Problem to solve
Reproduce the records word for word, starting with the first line and stopping after the line that contains "colorbar-ticks: [142, 726, 905, 731]", including that line.

Extracted records
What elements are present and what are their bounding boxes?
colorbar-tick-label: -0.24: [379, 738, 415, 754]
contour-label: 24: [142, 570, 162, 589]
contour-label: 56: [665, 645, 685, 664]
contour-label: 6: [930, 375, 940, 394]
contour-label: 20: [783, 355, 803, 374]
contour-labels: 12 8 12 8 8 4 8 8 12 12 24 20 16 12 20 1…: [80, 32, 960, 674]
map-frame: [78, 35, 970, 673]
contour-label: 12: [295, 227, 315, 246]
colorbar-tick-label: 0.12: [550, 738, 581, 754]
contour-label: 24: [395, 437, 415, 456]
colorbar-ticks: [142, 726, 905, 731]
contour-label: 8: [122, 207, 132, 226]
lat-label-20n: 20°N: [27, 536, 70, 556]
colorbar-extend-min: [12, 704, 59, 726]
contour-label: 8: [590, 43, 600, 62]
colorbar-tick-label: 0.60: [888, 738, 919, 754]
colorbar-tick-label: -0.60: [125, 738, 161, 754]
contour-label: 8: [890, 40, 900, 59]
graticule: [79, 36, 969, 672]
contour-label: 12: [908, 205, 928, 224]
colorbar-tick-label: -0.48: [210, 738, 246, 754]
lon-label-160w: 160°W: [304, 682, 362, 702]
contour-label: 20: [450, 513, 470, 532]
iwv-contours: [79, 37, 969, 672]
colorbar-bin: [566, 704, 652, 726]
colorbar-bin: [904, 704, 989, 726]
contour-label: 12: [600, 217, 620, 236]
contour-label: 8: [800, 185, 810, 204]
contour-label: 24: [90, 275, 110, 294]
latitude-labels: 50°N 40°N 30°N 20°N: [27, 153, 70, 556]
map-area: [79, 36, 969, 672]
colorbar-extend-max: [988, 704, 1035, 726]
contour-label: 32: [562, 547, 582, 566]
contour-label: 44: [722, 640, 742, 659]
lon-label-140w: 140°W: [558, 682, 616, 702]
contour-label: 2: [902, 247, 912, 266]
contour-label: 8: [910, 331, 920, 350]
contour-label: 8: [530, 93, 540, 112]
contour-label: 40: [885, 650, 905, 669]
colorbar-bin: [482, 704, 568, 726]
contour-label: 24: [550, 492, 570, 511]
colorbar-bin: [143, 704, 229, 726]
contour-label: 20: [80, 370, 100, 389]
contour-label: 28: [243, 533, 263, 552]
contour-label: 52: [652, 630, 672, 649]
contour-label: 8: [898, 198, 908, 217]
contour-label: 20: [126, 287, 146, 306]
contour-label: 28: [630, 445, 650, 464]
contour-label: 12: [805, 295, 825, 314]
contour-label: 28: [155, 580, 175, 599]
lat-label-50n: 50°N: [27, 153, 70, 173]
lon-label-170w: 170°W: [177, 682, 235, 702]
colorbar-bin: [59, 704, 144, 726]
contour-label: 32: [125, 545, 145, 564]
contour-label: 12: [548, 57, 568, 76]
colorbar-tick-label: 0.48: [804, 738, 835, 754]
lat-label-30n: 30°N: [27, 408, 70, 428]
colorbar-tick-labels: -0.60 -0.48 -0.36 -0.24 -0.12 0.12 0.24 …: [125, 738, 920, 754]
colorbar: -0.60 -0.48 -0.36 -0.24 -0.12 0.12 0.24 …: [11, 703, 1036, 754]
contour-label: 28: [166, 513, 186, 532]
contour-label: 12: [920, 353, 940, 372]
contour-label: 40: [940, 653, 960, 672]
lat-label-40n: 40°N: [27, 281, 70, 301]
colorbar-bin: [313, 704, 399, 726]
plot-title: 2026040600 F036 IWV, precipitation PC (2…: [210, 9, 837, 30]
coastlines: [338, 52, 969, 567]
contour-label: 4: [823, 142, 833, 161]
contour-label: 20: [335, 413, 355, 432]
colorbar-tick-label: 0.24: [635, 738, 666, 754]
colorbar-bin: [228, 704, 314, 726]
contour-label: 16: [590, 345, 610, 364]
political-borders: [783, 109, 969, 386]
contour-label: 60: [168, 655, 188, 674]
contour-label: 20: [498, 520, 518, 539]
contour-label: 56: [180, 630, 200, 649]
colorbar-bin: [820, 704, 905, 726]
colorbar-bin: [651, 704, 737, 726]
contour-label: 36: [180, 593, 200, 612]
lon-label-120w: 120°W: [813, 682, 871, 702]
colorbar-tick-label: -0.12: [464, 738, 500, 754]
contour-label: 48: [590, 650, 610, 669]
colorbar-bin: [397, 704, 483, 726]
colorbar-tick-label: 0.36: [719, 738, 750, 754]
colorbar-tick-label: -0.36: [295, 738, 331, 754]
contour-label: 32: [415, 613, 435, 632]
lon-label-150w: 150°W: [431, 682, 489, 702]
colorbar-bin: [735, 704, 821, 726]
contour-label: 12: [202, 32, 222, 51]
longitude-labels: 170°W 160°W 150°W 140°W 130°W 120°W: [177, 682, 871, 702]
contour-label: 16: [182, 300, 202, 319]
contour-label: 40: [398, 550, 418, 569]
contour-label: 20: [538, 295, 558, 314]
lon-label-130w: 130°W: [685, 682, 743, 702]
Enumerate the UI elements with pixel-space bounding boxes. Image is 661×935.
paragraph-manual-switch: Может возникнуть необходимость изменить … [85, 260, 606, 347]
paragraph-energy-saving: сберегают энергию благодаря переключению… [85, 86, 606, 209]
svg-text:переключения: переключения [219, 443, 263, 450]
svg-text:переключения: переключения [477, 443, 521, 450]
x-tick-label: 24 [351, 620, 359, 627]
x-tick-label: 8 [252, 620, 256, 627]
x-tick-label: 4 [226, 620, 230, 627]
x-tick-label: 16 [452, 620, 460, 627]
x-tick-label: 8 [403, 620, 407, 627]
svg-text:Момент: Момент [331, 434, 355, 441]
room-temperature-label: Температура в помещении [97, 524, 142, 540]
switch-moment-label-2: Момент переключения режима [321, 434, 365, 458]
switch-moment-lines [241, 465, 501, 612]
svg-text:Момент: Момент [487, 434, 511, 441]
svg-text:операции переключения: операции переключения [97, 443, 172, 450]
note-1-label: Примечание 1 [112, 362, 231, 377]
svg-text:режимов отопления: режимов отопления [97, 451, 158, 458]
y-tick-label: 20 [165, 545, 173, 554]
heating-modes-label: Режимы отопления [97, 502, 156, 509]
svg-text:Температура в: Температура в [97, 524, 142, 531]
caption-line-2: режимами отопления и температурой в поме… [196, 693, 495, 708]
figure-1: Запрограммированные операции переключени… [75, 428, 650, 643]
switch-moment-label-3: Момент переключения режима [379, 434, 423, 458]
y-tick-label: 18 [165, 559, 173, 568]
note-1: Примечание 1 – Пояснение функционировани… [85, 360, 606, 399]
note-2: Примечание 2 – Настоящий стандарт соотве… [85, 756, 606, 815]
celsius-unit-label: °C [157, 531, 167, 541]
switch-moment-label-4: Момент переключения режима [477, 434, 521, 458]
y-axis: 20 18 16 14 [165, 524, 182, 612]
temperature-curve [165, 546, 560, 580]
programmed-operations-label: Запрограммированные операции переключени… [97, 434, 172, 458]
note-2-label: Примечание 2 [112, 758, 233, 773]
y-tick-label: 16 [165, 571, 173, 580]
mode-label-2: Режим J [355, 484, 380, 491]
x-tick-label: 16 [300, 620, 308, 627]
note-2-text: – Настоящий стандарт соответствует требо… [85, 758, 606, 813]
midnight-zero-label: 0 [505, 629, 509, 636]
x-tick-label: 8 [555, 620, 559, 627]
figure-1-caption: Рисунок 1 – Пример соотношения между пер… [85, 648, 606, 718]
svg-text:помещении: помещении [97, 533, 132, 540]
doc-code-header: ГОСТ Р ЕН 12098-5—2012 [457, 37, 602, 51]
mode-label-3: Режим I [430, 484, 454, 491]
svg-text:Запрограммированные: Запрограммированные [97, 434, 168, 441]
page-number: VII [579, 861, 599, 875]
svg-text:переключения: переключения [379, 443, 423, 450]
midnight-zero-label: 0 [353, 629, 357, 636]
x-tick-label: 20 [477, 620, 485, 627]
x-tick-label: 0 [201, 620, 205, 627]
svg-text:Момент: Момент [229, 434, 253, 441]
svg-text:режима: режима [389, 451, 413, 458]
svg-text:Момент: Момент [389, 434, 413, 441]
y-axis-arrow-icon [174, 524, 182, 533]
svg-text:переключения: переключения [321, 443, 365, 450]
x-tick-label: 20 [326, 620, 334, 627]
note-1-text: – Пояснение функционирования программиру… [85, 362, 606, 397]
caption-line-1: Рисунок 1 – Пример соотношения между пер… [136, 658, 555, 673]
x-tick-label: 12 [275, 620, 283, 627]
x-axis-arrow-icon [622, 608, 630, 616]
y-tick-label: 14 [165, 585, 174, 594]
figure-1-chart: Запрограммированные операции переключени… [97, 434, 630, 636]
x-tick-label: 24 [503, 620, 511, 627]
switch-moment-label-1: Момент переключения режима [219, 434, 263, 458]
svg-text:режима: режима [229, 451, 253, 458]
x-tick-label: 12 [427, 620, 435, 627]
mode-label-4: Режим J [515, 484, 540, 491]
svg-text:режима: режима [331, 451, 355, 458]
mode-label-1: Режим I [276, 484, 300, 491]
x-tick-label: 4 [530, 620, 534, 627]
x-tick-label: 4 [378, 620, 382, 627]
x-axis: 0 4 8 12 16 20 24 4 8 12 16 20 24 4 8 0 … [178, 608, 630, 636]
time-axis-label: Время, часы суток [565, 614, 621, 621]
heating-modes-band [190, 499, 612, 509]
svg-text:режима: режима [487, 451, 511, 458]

Exercise output
What elements are present and what are their bounding boxes?
colorbar-tick-label: -0.24: [379, 738, 415, 754]
contour-label: 24: [142, 570, 162, 589]
contour-label: 56: [665, 645, 685, 664]
contour-label: 6: [930, 375, 940, 394]
contour-label: 20: [783, 355, 803, 374]
contour-labels: 12 8 12 8 8 4 8 8 12 12 24 20 16 12 20 1…: [80, 32, 960, 674]
map-frame: [78, 35, 970, 673]
contour-label: 12: [295, 227, 315, 246]
colorbar-tick-label: 0.12: [550, 738, 581, 754]
contour-label: 24: [395, 437, 415, 456]
colorbar-ticks: [142, 726, 905, 731]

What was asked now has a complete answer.